::: GIVEN INFORMATION :::

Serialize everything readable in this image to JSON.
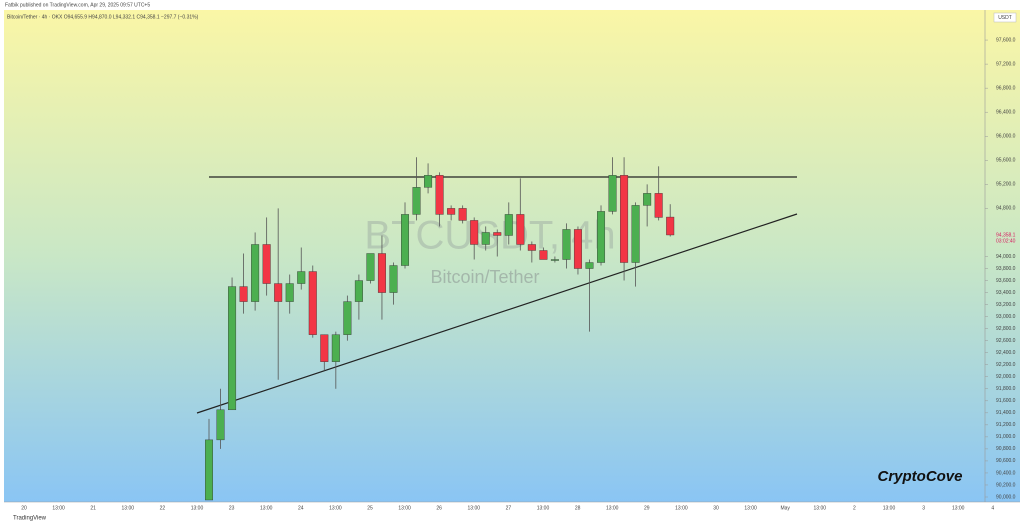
{
  "chart_data": {
    "type": "candlestick",
    "header": "Fatbik published on TradingView.com, Apr 29, 2025 09:57 UTC+5",
    "subtitle": "Bitcoin/Tether · 4h · OKX  O94,655.9  H94,870.0  L94,332.1  C94,358.1  −297.7 (−0.31%)",
    "watermark": "BTCUSDT, 4h",
    "watermark_name": "Bitcoin/Tether",
    "currency": "USDT",
    "last_price": "94,358.1",
    "countdown": "03:02:40",
    "signature": "CryptoCove",
    "footer": "TradingView",
    "up_color": "#4caf50",
    "down_color": "#f23645",
    "ylim": [
      89950,
      98100
    ],
    "yticks": [
      {
        "value": 97600,
        "label": "97,600.0"
      },
      {
        "value": 97200,
        "label": "97,200.0"
      },
      {
        "value": 96800,
        "label": "96,800.0"
      },
      {
        "value": 96400,
        "label": "96,400.0"
      },
      {
        "value": 96000,
        "label": "96,000.0"
      },
      {
        "value": 95600,
        "label": "95,600.0"
      },
      {
        "value": 95200,
        "label": "95,200.0"
      },
      {
        "value": 94800,
        "label": "94,800.0"
      },
      {
        "value": 94000,
        "label": "94,000.0"
      },
      {
        "value": 93800,
        "label": "93,800.0"
      },
      {
        "value": 93600,
        "label": "93,600.0"
      },
      {
        "value": 93400,
        "label": "93,400.0"
      },
      {
        "value": 93200,
        "label": "93,200.0"
      },
      {
        "value": 93000,
        "label": "93,000.0"
      },
      {
        "value": 92800,
        "label": "92,800.0"
      },
      {
        "value": 92600,
        "label": "92,600.0"
      },
      {
        "value": 92400,
        "label": "92,400.0"
      },
      {
        "value": 92200,
        "label": "92,200.0"
      },
      {
        "value": 92000,
        "label": "92,000.0"
      },
      {
        "value": 91800,
        "label": "91,800.0"
      },
      {
        "value": 91600,
        "label": "91,600.0"
      },
      {
        "value": 91400,
        "label": "91,400.0"
      },
      {
        "value": 91200,
        "label": "91,200.0"
      },
      {
        "value": 91000,
        "label": "91,000.0"
      },
      {
        "value": 90800,
        "label": "90,800.0"
      },
      {
        "value": 90600,
        "label": "90,600.0"
      },
      {
        "value": 90400,
        "label": "90,400.0"
      },
      {
        "value": 90200,
        "label": "90,200.0"
      },
      {
        "value": 90000,
        "label": "90,000.0"
      }
    ],
    "xlabels": [
      "20",
      "13:00",
      "21",
      "13:00",
      "22",
      "13:00",
      "23",
      "13:00",
      "24",
      "13:00",
      "25",
      "13:00",
      "26",
      "13:00",
      "27",
      "13:00",
      "28",
      "13:00",
      "29",
      "13:00",
      "30",
      "13:00",
      "May",
      "13:00",
      "2",
      "13:00",
      "3",
      "13:00",
      "4"
    ],
    "open": [
      89950,
      90950,
      91450,
      93500,
      93250,
      94200,
      93550,
      93250,
      93550,
      93750,
      92700,
      92250,
      92700,
      93250,
      93600,
      94050,
      93400,
      93850,
      94700,
      95150,
      95350,
      94800,
      94800,
      94600,
      94200,
      94400,
      94350,
      94700,
      94200,
      94100,
      93950,
      93950,
      94450,
      93800,
      93900,
      94750,
      95350,
      93900,
      94850,
      95050,
      94655.9
    ],
    "high": [
      91300,
      91800,
      93650,
      94050,
      94400,
      94650,
      94800,
      93700,
      94150,
      93850,
      92700,
      92750,
      93350,
      93700,
      94050,
      94350,
      93900,
      94900,
      95650,
      95550,
      95400,
      94850,
      94850,
      94650,
      94500,
      94450,
      94900,
      95300,
      94250,
      94150,
      94000,
      94550,
      94500,
      93950,
      94850,
      95650,
      95650,
      94900,
      95200,
      95500,
      94870
    ],
    "low": [
      89950,
      90800,
      91450,
      93050,
      93100,
      93350,
      91950,
      93050,
      93450,
      92650,
      92100,
      91800,
      92600,
      92950,
      93550,
      92950,
      93200,
      93800,
      94600,
      95050,
      94500,
      94600,
      94550,
      93950,
      94100,
      94000,
      94200,
      94100,
      93900,
      93950,
      93900,
      93800,
      93700,
      92750,
      93850,
      94700,
      93600,
      93500,
      94500,
      94600,
      94332.1
    ],
    "close": [
      90950,
      91450,
      93500,
      93250,
      94200,
      93550,
      93250,
      93550,
      93750,
      92700,
      92250,
      92700,
      93250,
      93600,
      94050,
      93400,
      93850,
      94700,
      95150,
      95350,
      94700,
      94700,
      94600,
      94200,
      94400,
      94350,
      94700,
      94200,
      94100,
      93950,
      93950,
      94450,
      93800,
      93900,
      94750,
      95350,
      93900,
      94850,
      95050,
      94650,
      94358.1
    ]
  }
}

:::

AIM: Write out each entry exactly as given, omitting any picture.

RESULT OF THIS EXERCISE:
Serialize everything readable in this image to JSON.
{
  "chart_data": {
    "type": "candlestick",
    "header": "Fatbik published on TradingView.com, Apr 29, 2025 09:57 UTC+5",
    "subtitle": "Bitcoin/Tether · 4h · OKX  O94,655.9  H94,870.0  L94,332.1  C94,358.1  −297.7 (−0.31%)",
    "watermark": "BTCUSDT, 4h",
    "watermark_name": "Bitcoin/Tether",
    "currency": "USDT",
    "last_price": "94,358.1",
    "countdown": "03:02:40",
    "signature": "CryptoCove",
    "footer": "TradingView",
    "up_color": "#4caf50",
    "down_color": "#f23645",
    "ylim": [
      89950,
      98100
    ],
    "yticks": [
      {
        "value": 97600,
        "label": "97,600.0"
      },
      {
        "value": 97200,
        "label": "97,200.0"
      },
      {
        "value": 96800,
        "label": "96,800.0"
      },
      {
        "value": 96400,
        "label": "96,400.0"
      },
      {
        "value": 96000,
        "label": "96,000.0"
      },
      {
        "value": 95600,
        "label": "95,600.0"
      },
      {
        "value": 95200,
        "label": "95,200.0"
      },
      {
        "value": 94800,
        "label": "94,800.0"
      },
      {
        "value": 94000,
        "label": "94,000.0"
      },
      {
        "value": 93800,
        "label": "93,800.0"
      },
      {
        "value": 93600,
        "label": "93,600.0"
      },
      {
        "value": 93400,
        "label": "93,400.0"
      },
      {
        "value": 93200,
        "label": "93,200.0"
      },
      {
        "value": 93000,
        "label": "93,000.0"
      },
      {
        "value": 92800,
        "label": "92,800.0"
      },
      {
        "value": 92600,
        "label": "92,600.0"
      },
      {
        "value": 92400,
        "label": "92,400.0"
      },
      {
        "value": 92200,
        "label": "92,200.0"
      },
      {
        "value": 92000,
        "label": "92,000.0"
      },
      {
        "value": 91800,
        "label": "91,800.0"
      },
      {
        "value": 91600,
        "label": "91,600.0"
      },
      {
        "value": 91400,
        "label": "91,400.0"
      },
      {
        "value": 91200,
        "label": "91,200.0"
      },
      {
        "value": 91000,
        "label": "91,000.0"
      },
      {
        "value": 90800,
        "label": "90,800.0"
      },
      {
        "value": 90600,
        "label": "90,600.0"
      },
      {
        "value": 90400,
        "label": "90,400.0"
      },
      {
        "value": 90200,
        "label": "90,200.0"
      },
      {
        "value": 90000,
        "label": "90,000.0"
      }
    ],
    "xlabels": [
      "20",
      "13:00",
      "21",
      "13:00",
      "22",
      "13:00",
      "23",
      "13:00",
      "24",
      "13:00",
      "25",
      "13:00",
      "26",
      "13:00",
      "27",
      "13:00",
      "28",
      "13:00",
      "29",
      "13:00",
      "30",
      "13:00",
      "May",
      "13:00",
      "2",
      "13:00",
      "3",
      "13:00",
      "4"
    ],
    "open": [
      89950,
      90950,
      91450,
      93500,
      93250,
      94200,
      93550,
      93250,
      93550,
      93750,
      92700,
      92250,
      92700,
      93250,
      93600,
      94050,
      93400,
      93850,
      94700,
      95150,
      95350,
      94800,
      94800,
      94600,
      94200,
      94400,
      94350,
      94700,
      94200,
      94100,
      93950,
      93950,
      94450,
      93800,
      93900,
      94750,
      95350,
      93900,
      94850,
      95050,
      94655.9
    ],
    "high": [
      91300,
      91800,
      93650,
      94050,
      94400,
      94650,
      94800,
      93700,
      94150,
      93850,
      92700,
      92750,
      93350,
      93700,
      94050,
      94350,
      93900,
      94900,
      95650,
      95550,
      95400,
      94850,
      94850,
      94650,
      94500,
      94450,
      94900,
      95300,
      94250,
      94150,
      94000,
      94550,
      94500,
      93950,
      94850,
      95650,
      95650,
      94900,
      95200,
      95500,
      94870
    ],
    "low": [
      89950,
      90800,
      91450,
      93050,
      93100,
      93350,
      91950,
      93050,
      93450,
      92650,
      92100,
      91800,
      92600,
      92950,
      93550,
      92950,
      93200,
      93800,
      94600,
      95050,
      94500,
      94600,
      94550,
      93950,
      94100,
      94000,
      94200,
      94100,
      93900,
      93950,
      93900,
      93800,
      93700,
      92750,
      93850,
      94700,
      93600,
      93500,
      94500,
      94600,
      94332.1
    ],
    "close": [
      90950,
      91450,
      93500,
      93250,
      94200,
      93550,
      93250,
      93550,
      93750,
      92700,
      92250,
      92700,
      93250,
      93600,
      94050,
      93400,
      93850,
      94700,
      95150,
      95350,
      94700,
      94700,
      94600,
      94200,
      94400,
      94350,
      94700,
      94200,
      94100,
      93950,
      93950,
      94450,
      93800,
      93900,
      94750,
      95350,
      93900,
      94850,
      95050,
      94650,
      94358.1
    ]
  }
}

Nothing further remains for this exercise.